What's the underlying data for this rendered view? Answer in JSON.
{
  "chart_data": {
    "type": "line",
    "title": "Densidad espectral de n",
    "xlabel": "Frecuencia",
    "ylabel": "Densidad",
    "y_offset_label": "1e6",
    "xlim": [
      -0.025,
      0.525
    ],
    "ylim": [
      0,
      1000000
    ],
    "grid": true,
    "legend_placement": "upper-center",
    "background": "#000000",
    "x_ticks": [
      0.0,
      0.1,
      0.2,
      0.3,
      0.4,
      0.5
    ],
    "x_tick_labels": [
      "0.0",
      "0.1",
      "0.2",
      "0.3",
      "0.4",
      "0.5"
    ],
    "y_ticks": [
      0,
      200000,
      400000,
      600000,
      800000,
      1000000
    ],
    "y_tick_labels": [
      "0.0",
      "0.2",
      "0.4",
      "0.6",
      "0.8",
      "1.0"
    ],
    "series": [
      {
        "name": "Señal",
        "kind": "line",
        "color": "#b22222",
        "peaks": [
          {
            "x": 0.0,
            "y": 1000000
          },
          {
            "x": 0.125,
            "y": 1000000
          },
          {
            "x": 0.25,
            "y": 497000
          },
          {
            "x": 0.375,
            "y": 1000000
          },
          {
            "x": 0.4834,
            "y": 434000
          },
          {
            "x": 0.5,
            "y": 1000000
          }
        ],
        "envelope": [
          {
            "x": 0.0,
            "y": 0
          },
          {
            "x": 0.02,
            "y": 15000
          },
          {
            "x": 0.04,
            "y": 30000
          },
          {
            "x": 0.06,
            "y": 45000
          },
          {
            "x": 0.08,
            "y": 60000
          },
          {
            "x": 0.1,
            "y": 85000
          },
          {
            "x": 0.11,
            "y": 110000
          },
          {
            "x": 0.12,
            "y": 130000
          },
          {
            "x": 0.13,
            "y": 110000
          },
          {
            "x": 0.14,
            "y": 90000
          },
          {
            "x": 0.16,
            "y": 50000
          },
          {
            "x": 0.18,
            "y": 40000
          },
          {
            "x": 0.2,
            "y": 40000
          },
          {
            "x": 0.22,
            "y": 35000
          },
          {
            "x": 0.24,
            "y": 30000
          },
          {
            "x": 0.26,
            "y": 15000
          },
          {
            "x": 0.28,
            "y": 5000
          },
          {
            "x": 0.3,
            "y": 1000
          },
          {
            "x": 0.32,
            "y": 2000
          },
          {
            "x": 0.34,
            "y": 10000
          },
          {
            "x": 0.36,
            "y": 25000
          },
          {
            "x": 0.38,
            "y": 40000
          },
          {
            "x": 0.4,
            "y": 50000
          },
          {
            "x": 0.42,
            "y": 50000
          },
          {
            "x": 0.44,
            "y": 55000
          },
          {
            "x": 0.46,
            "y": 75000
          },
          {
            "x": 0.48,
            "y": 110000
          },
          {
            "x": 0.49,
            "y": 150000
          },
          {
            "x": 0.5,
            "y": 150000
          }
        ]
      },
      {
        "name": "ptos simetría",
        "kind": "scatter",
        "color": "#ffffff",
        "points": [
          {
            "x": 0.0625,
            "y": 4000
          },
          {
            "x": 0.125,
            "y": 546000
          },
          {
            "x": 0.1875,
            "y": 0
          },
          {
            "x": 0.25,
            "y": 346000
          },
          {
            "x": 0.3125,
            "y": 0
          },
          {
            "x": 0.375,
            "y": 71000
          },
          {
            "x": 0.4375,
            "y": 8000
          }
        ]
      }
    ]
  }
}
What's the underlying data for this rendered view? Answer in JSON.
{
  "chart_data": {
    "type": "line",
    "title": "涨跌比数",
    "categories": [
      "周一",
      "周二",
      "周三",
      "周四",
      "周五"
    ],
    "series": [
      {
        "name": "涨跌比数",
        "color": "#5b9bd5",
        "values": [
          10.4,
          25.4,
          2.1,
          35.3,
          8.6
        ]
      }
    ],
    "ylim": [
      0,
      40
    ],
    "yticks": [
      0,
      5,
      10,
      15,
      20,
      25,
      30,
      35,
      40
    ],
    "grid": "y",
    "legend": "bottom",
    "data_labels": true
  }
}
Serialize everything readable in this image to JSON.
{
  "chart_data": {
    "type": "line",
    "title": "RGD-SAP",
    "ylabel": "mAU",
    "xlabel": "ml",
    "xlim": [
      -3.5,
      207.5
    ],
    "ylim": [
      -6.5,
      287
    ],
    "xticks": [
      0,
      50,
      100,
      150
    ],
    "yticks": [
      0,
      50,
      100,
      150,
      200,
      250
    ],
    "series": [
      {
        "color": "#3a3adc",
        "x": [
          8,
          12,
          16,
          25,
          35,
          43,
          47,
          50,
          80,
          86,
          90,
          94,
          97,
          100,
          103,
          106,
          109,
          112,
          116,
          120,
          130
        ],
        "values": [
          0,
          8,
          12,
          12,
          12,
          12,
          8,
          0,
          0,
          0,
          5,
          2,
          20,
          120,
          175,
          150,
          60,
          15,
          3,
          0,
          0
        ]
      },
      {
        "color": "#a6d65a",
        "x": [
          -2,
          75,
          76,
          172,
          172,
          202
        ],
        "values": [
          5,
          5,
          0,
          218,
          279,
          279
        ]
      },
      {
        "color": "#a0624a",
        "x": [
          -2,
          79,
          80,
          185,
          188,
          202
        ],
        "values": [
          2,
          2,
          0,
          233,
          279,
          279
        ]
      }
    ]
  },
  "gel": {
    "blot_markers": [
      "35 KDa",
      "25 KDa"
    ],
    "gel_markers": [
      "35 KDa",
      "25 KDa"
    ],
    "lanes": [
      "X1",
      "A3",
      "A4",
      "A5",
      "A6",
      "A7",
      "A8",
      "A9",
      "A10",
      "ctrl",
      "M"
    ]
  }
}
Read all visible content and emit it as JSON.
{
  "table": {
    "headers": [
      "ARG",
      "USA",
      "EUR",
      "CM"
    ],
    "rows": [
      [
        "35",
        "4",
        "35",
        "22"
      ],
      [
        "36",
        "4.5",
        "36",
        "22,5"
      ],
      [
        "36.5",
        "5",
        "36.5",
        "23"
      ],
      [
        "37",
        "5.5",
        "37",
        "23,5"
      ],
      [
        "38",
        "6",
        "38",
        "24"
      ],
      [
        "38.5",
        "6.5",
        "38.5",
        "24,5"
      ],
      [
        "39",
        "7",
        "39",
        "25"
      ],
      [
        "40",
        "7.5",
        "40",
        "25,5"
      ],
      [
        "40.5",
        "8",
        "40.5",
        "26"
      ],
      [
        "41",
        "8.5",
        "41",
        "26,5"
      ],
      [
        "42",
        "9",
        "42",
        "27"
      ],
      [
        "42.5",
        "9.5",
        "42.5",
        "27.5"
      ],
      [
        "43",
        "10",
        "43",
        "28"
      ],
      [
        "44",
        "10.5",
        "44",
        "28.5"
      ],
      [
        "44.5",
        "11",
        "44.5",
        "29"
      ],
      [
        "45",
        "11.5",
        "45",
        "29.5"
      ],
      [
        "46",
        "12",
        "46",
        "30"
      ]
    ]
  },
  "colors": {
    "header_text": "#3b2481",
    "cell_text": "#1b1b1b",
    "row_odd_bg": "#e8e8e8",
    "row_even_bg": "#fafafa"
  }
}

● ● ● ● ●

Copy out exactly the lines from the line with "Read all visible content and emit it as JSON." to the end of the listing, including both of those lines, and give nothing else.

Read all visible content and emit it as JSON.
{
  "table": {
    "headers": [
      "ARG",
      "USA",
      "EUR",
      "CM"
    ],
    "rows": [
      [
        "35",
        "4",
        "35",
        "22"
      ],
      [
        "36",
        "4.5",
        "36",
        "22,5"
      ],
      [
        "36.5",
        "5",
        "36.5",
        "23"
      ],
      [
        "37",
        "5.5",
        "37",
        "23,5"
      ],
      [
        "38",
        "6",
        "38",
        "24"
      ],
      [
        "38.5",
        "6.5",
        "38.5",
        "24,5"
      ],
      [
        "39",
        "7",
        "39",
        "25"
      ],
      [
        "40",
        "7.5",
        "40",
        "25,5"
      ],
      [
        "40.5",
        "8",
        "40.5",
        "26"
      ],
      [
        "41",
        "8.5",
        "41",
        "26,5"
      ],
      [
        "42",
        "9",
        "42",
        "27"
      ],
      [
        "42.5",
        "9.5",
        "42.5",
        "27.5"
      ],
      [
        "43",
        "10",
        "43",
        "28"
      ],
      [
        "44",
        "10.5",
        "44",
        "28.5"
      ],
      [
        "44.5",
        "11",
        "44.5",
        "29"
      ],
      [
        "45",
        "11.5",
        "45",
        "29.5"
      ],
      [
        "46",
        "12",
        "46",
        "30"
      ]
    ]
  },
  "colors": {
    "header_text": "#3b2481",
    "cell_text": "#1b1b1b",
    "row_odd_bg": "#e8e8e8",
    "row_even_bg": "#fafafa"
  }
}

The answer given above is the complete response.